━━━ ENTRIES PROVIDED

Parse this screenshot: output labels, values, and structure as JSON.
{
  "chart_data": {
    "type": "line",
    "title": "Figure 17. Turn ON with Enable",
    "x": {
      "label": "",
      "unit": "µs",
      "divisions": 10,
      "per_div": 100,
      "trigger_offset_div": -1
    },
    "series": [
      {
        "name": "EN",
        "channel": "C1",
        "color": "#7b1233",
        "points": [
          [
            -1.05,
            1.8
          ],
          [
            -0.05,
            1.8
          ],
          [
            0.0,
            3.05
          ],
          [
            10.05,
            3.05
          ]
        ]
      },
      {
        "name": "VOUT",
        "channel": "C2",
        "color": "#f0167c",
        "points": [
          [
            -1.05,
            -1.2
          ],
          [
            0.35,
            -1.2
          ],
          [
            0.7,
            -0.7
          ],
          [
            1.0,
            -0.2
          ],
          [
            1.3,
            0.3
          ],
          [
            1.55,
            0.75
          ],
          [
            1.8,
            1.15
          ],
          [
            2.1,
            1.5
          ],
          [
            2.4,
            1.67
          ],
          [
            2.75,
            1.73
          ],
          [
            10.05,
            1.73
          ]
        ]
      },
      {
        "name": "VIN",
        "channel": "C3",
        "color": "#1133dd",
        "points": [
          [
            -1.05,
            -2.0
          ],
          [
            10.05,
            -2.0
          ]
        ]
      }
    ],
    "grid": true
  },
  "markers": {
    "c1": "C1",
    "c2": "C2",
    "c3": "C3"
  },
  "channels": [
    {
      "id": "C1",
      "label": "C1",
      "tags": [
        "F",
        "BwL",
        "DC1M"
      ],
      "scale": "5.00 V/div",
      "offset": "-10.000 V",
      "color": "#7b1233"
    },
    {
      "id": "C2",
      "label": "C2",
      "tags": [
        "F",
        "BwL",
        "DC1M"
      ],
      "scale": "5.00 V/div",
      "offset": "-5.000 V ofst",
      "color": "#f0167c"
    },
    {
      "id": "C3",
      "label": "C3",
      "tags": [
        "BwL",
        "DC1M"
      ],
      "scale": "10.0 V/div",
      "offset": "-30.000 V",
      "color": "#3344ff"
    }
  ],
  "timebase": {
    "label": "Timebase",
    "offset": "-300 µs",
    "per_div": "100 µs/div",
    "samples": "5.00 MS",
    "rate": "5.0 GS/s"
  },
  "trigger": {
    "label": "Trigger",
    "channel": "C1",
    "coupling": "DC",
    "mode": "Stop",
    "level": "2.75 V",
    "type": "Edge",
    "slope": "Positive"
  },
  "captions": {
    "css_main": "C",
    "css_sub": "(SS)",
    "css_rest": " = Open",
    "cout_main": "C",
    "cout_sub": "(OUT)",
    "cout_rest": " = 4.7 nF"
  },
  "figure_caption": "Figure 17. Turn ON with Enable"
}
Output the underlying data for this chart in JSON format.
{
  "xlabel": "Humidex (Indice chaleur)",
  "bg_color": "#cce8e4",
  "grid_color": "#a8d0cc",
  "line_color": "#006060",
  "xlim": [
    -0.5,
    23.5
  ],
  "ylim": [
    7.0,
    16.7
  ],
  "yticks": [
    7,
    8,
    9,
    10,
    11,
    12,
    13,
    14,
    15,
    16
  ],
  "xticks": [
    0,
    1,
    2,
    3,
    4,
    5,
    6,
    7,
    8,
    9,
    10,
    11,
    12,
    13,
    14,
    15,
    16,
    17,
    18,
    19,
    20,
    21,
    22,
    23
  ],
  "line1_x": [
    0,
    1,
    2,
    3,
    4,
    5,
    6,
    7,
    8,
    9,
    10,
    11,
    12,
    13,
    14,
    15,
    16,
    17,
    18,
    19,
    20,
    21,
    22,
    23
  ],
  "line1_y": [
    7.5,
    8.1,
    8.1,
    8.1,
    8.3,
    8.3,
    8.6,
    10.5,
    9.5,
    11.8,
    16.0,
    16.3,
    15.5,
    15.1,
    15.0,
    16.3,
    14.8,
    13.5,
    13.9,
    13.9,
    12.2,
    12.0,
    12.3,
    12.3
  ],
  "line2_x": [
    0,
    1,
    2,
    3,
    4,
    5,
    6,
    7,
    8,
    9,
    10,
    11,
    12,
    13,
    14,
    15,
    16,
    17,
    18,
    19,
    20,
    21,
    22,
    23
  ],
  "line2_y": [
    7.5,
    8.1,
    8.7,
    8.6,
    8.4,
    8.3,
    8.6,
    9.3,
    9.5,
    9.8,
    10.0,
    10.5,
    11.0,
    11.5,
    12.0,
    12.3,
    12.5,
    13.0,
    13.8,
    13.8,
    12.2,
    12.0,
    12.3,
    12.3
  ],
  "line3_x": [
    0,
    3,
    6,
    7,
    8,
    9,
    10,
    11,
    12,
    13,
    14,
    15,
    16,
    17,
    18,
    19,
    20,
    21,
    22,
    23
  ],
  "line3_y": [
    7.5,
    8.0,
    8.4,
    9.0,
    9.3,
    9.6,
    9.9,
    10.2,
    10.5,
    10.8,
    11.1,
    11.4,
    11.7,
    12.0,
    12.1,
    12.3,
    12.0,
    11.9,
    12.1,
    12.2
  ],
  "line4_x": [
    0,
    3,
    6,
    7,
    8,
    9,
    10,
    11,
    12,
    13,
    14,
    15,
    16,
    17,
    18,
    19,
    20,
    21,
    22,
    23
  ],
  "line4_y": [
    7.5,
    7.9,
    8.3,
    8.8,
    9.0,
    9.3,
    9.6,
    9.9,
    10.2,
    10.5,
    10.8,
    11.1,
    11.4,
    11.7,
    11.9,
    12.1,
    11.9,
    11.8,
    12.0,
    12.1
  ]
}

━━━━━━

Repeat the listing exactly, from its first line to its last.

Parse this screenshot: output labels, values, and structure as JSON.
{
  "chart_data": {
    "type": "line",
    "title": "Figure 17. Turn ON with Enable",
    "x": {
      "label": "",
      "unit": "µs",
      "divisions": 10,
      "per_div": 100,
      "trigger_offset_div": -1
    },
    "series": [
      {
        "name": "EN",
        "channel": "C1",
        "color": "#7b1233",
        "points": [
          [
            -1.05,
            1.8
          ],
          [
            -0.05,
            1.8
          ],
          [
            0.0,
            3.05
          ],
          [
            10.05,
            3.05
          ]
        ]
      },
      {
        "name": "VOUT",
        "channel": "C2",
        "color": "#f0167c",
        "points": [
          [
            -1.05,
            -1.2
          ],
          [
            0.35,
            -1.2
          ],
          [
            0.7,
            -0.7
          ],
          [
            1.0,
            -0.2
          ],
          [
            1.3,
            0.3
          ],
          [
            1.55,
            0.75
          ],
          [
            1.8,
            1.15
          ],
          [
            2.1,
            1.5
          ],
          [
            2.4,
            1.67
          ],
          [
            2.75,
            1.73
          ],
          [
            10.05,
            1.73
          ]
        ]
      },
      {
        "name": "VIN",
        "channel": "C3",
        "color": "#1133dd",
        "points": [
          [
            -1.05,
            -2.0
          ],
          [
            10.05,
            -2.0
          ]
        ]
      }
    ],
    "grid": true
  },
  "markers": {
    "c1": "C1",
    "c2": "C2",
    "c3": "C3"
  },
  "channels": [
    {
      "id": "C1",
      "label": "C1",
      "tags": [
        "F",
        "BwL",
        "DC1M"
      ],
      "scale": "5.00 V/div",
      "offset": "-10.000 V",
      "color": "#7b1233"
    },
    {
      "id": "C2",
      "label": "C2",
      "tags": [
        "F",
        "BwL",
        "DC1M"
      ],
      "scale": "5.00 V/div",
      "offset": "-5.000 V ofst",
      "color": "#f0167c"
    },
    {
      "id": "C3",
      "label": "C3",
      "tags": [
        "BwL",
        "DC1M"
      ],
      "scale": "10.0 V/div",
      "offset": "-30.000 V",
      "color": "#3344ff"
    }
  ],
  "timebase": {
    "label": "Timebase",
    "offset": "-300 µs",
    "per_div": "100 µs/div",
    "samples": "5.00 MS",
    "rate": "5.0 GS/s"
  },
  "trigger": {
    "label": "Trigger",
    "channel": "C1",
    "coupling": "DC",
    "mode": "Stop",
    "level": "2.75 V",
    "type": "Edge",
    "slope": "Positive"
  },
  "captions": {
    "css_main": "C",
    "css_sub": "(SS)",
    "css_rest": " = Open",
    "cout_main": "C",
    "cout_sub": "(OUT)",
    "cout_rest": " = 4.7 nF"
  },
  "figure_caption": "Figure 17. Turn ON with Enable"
}
Output the underlying data for this chart in JSON format.
{
  "xlabel": "Humidex (Indice chaleur)",
  "bg_color": "#cce8e4",
  "grid_color": "#a8d0cc",
  "line_color": "#006060",
  "xlim": [
    -0.5,
    23.5
  ],
  "ylim": [
    7.0,
    16.7
  ],
  "yticks": [
    7,
    8,
    9,
    10,
    11,
    12,
    13,
    14,
    15,
    16
  ],
  "xticks": [
    0,
    1,
    2,
    3,
    4,
    5,
    6,
    7,
    8,
    9,
    10,
    11,
    12,
    13,
    14,
    15,
    16,
    17,
    18,
    19,
    20,
    21,
    22,
    23
  ],
  "line1_x": [
    0,
    1,
    2,
    3,
    4,
    5,
    6,
    7,
    8,
    9,
    10,
    11,
    12,
    13,
    14,
    15,
    16,
    17,
    18,
    19,
    20,
    21,
    22,
    23
  ],
  "line1_y": [
    7.5,
    8.1,
    8.1,
    8.1,
    8.3,
    8.3,
    8.6,
    10.5,
    9.5,
    11.8,
    16.0,
    16.3,
    15.5,
    15.1,
    15.0,
    16.3,
    14.8,
    13.5,
    13.9,
    13.9,
    12.2,
    12.0,
    12.3,
    12.3
  ],
  "line2_x": [
    0,
    1,
    2,
    3,
    4,
    5,
    6,
    7,
    8,
    9,
    10,
    11,
    12,
    13,
    14,
    15,
    16,
    17,
    18,
    19,
    20,
    21,
    22,
    23
  ],
  "line2_y": [
    7.5,
    8.1,
    8.7,
    8.6,
    8.4,
    8.3,
    8.6,
    9.3,
    9.5,
    9.8,
    10.0,
    10.5,
    11.0,
    11.5,
    12.0,
    12.3,
    12.5,
    13.0,
    13.8,
    13.8,
    12.2,
    12.0,
    12.3,
    12.3
  ],
  "line3_x": [
    0,
    3,
    6,
    7,
    8,
    9,
    10,
    11,
    12,
    13,
    14,
    15,
    16,
    17,
    18,
    19,
    20,
    21,
    22,
    23
  ],
  "line3_y": [
    7.5,
    8.0,
    8.4,
    9.0,
    9.3,
    9.6,
    9.9,
    10.2,
    10.5,
    10.8,
    11.1,
    11.4,
    11.7,
    12.0,
    12.1,
    12.3,
    12.0,
    11.9,
    12.1,
    12.2
  ],
  "line4_x": [
    0,
    3,
    6,
    7,
    8,
    9,
    10,
    11,
    12,
    13,
    14,
    15,
    16,
    17,
    18,
    19,
    20,
    21,
    22,
    23
  ],
  "line4_y": [
    7.5,
    7.9,
    8.3,
    8.8,
    9.0,
    9.3,
    9.6,
    9.9,
    10.2,
    10.5,
    10.8,
    11.1,
    11.4,
    11.7,
    11.9,
    12.1,
    11.9,
    11.8,
    12.0,
    12.1
  ]
}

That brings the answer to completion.